§ **Exercise brief**: The entries below should be given again exactly, minus their pictures.

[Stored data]
Begin

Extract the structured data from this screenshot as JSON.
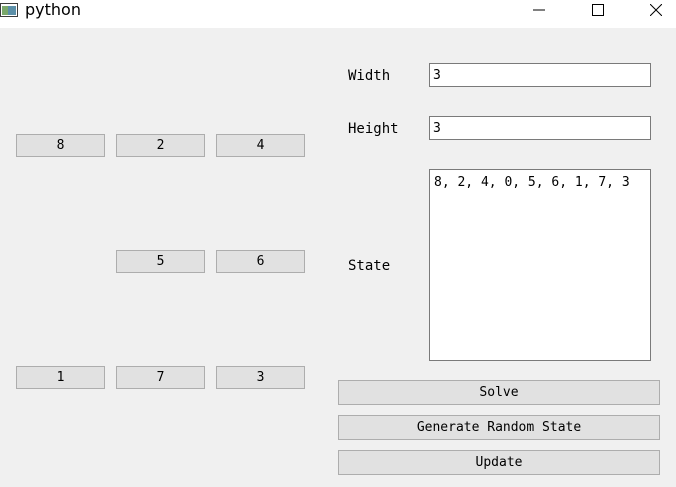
{
  "window": {
    "title": "python"
  },
  "puzzle": {
    "tiles": [
      {
        "label": "8",
        "pos": 0
      },
      {
        "label": "2",
        "pos": 1
      },
      {
        "label": "4",
        "pos": 2
      },
      {
        "label": "5",
        "pos": 4
      },
      {
        "label": "6",
        "pos": 5
      },
      {
        "label": "1",
        "pos": 6
      },
      {
        "label": "7",
        "pos": 7
      },
      {
        "label": "3",
        "pos": 8
      }
    ]
  },
  "form": {
    "width_label": "Width",
    "width_value": "3",
    "height_label": "Height",
    "height_value": "3",
    "state_label": "State",
    "state_value": "8, 2, 4, 0, 5, 6, 1, 7, 3"
  },
  "actions": {
    "solve": "Solve",
    "generate": "Generate Random State",
    "update": "Update"
  },
  "icons": {
    "app": "python-window-icon",
    "minimize": "minimize-icon",
    "maximize": "maximize-icon",
    "close": "close-icon"
  }
}
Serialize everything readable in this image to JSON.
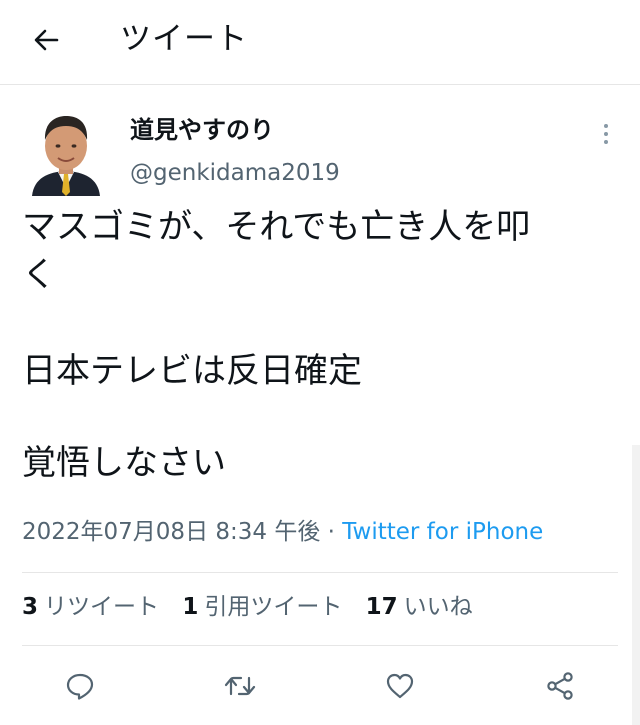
{
  "header": {
    "title": "ツイート",
    "back_icon": "arrow-left-icon"
  },
  "tweet": {
    "author_name": "道見やすのり",
    "author_handle": "@genkidama2019",
    "text_lines": [
      "マスゴミが、それでも亡き人を叩",
      "く",
      "日本テレビは反日確定",
      "覚悟しなさい"
    ],
    "timestamp": "2022年07月08日 8:34 午後",
    "separator": "·",
    "source": "Twitter for iPhone"
  },
  "stats": {
    "retweets_count": "3",
    "retweets_label": "リツイート",
    "quotes_count": "1",
    "quotes_label": "引用ツイート",
    "likes_count": "17",
    "likes_label": "いいね"
  },
  "actions": {
    "reply_icon": "reply-icon",
    "retweet_icon": "retweet-icon",
    "like_icon": "heart-icon",
    "share_icon": "share-icon"
  },
  "colors": {
    "text": "#0f1419",
    "secondary": "#536471",
    "link": "#1d9bf0",
    "divider": "#e6e6e6"
  }
}
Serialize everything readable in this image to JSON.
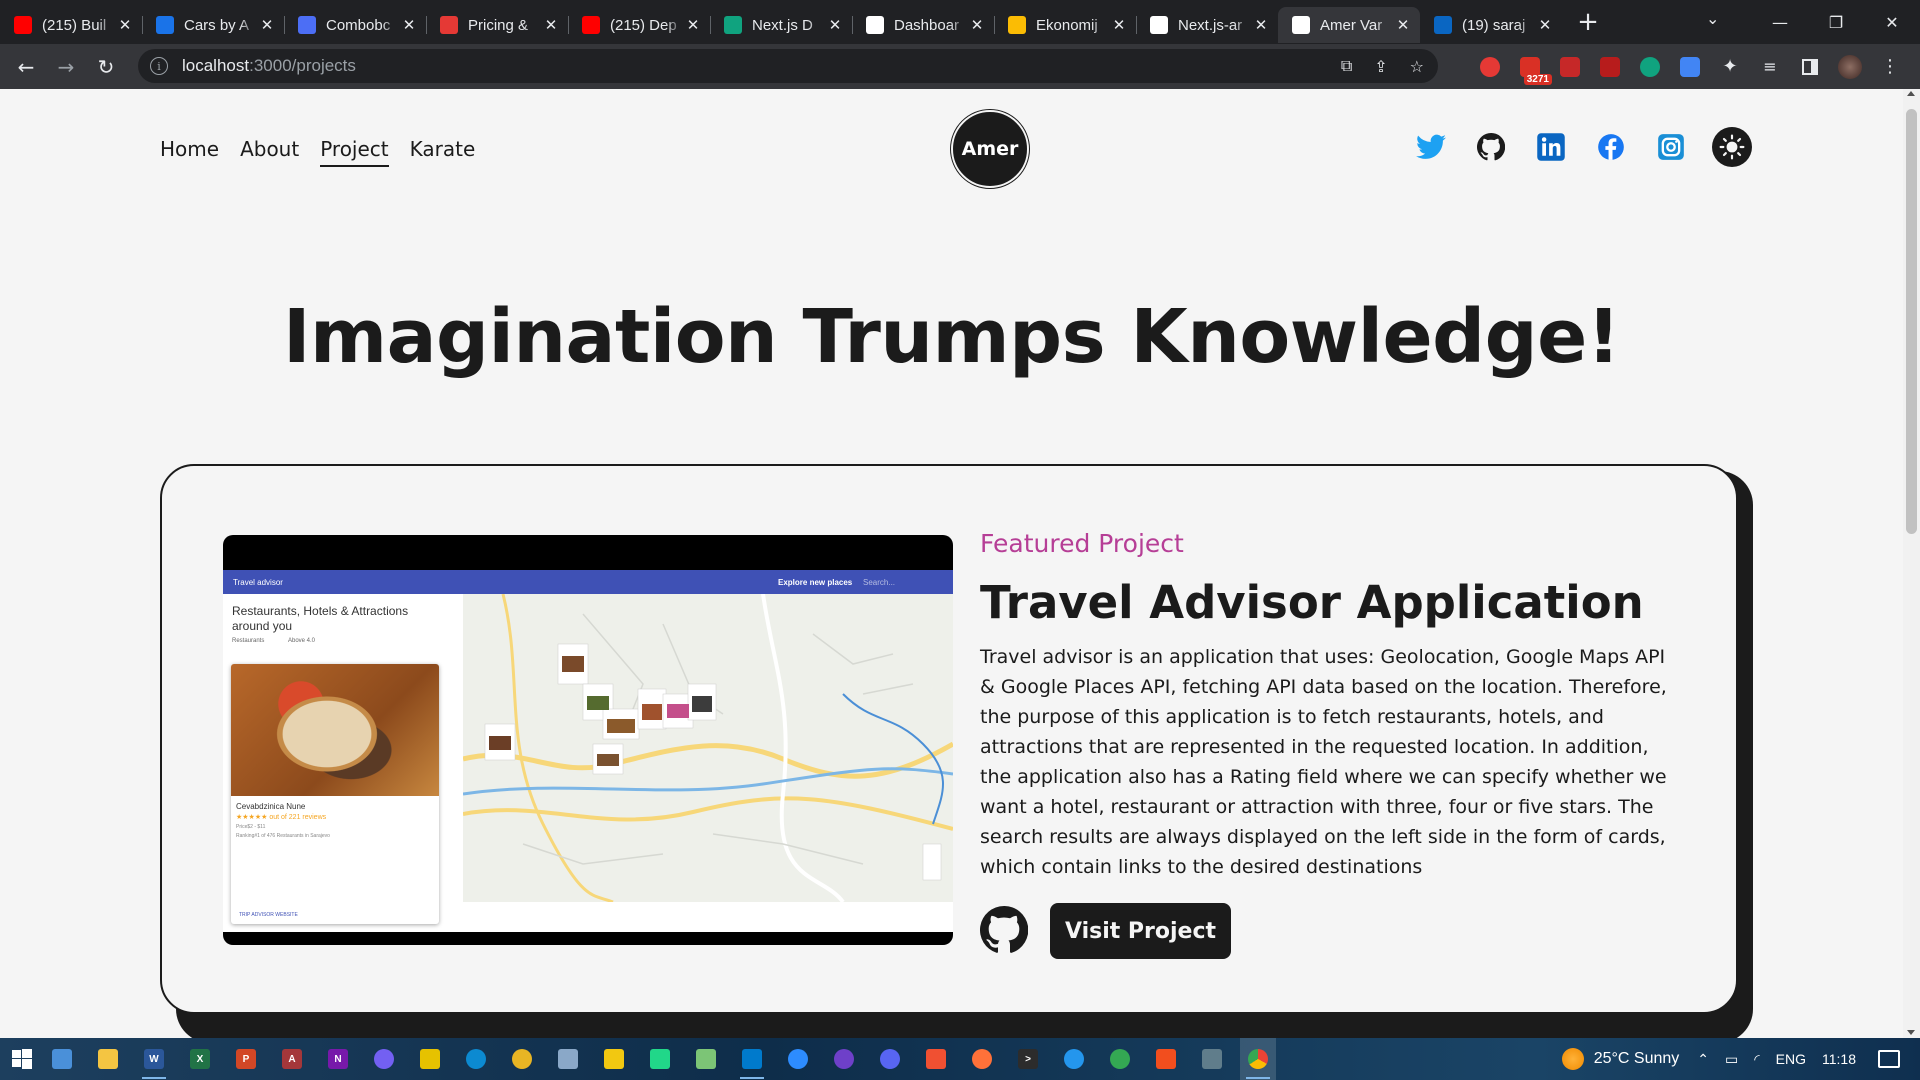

End

§ **Task output**:
Extract the structured data from this screenshot as JSON.
{
  "window": {
    "title": "python"
  },
  "puzzle": {
    "tiles": [
      {
        "label": "8",
        "pos": 0
      },
      {
        "label": "2",
        "pos": 1
      },
      {
        "label": "4",
        "pos": 2
      },
      {
        "label": "5",
        "pos": 4
      },
      {
        "label": "6",
        "pos": 5
      },
      {
        "label": "1",
        "pos": 6
      },
      {
        "label": "7",
        "pos": 7
      },
      {
        "label": "3",
        "pos": 8
      }
    ]
  },
  "form": {
    "width_label": "Width",
    "width_value": "3",
    "height_label": "Height",
    "height_value": "3",
    "state_label": "State",
    "state_value": "8, 2, 4, 0, 5, 6, 1, 7, 3"
  },
  "actions": {
    "solve": "Solve",
    "generate": "Generate Random State",
    "update": "Update"
  },
  "icons": {
    "app": "python-window-icon",
    "minimize": "minimize-icon",
    "maximize": "maximize-icon",
    "close": "close-icon"
  }
}
Serialize everything readable in this image to JSON.
{
  "header": {
    "title": "ツイート",
    "back_icon": "arrow-left-icon"
  },
  "tweet": {
    "author_name": "道見やすのり",
    "author_handle": "@genkidama2019",
    "text_lines": [
      "マスゴミが、それでも亡き人を叩",
      "く",
      "日本テレビは反日確定",
      "覚悟しなさい"
    ],
    "timestamp": "2022年07月08日 8:34 午後",
    "separator": "·",
    "source": "Twitter for iPhone"
  },
  "stats": {
    "retweets_count": "3",
    "retweets_label": "リツイート",
    "quotes_count": "1",
    "quotes_label": "引用ツイート",
    "likes_count": "17",
    "likes_label": "いいね"
  },
  "actions": {
    "reply_icon": "reply-icon",
    "retweet_icon": "retweet-icon",
    "like_icon": "heart-icon",
    "share_icon": "share-icon"
  },
  "colors": {
    "text": "#0f1419",
    "secondary": "#536471",
    "link": "#1d9bf0",
    "divider": "#e6e6e6"
  }
}
Serialize everything readable in this image to JSON.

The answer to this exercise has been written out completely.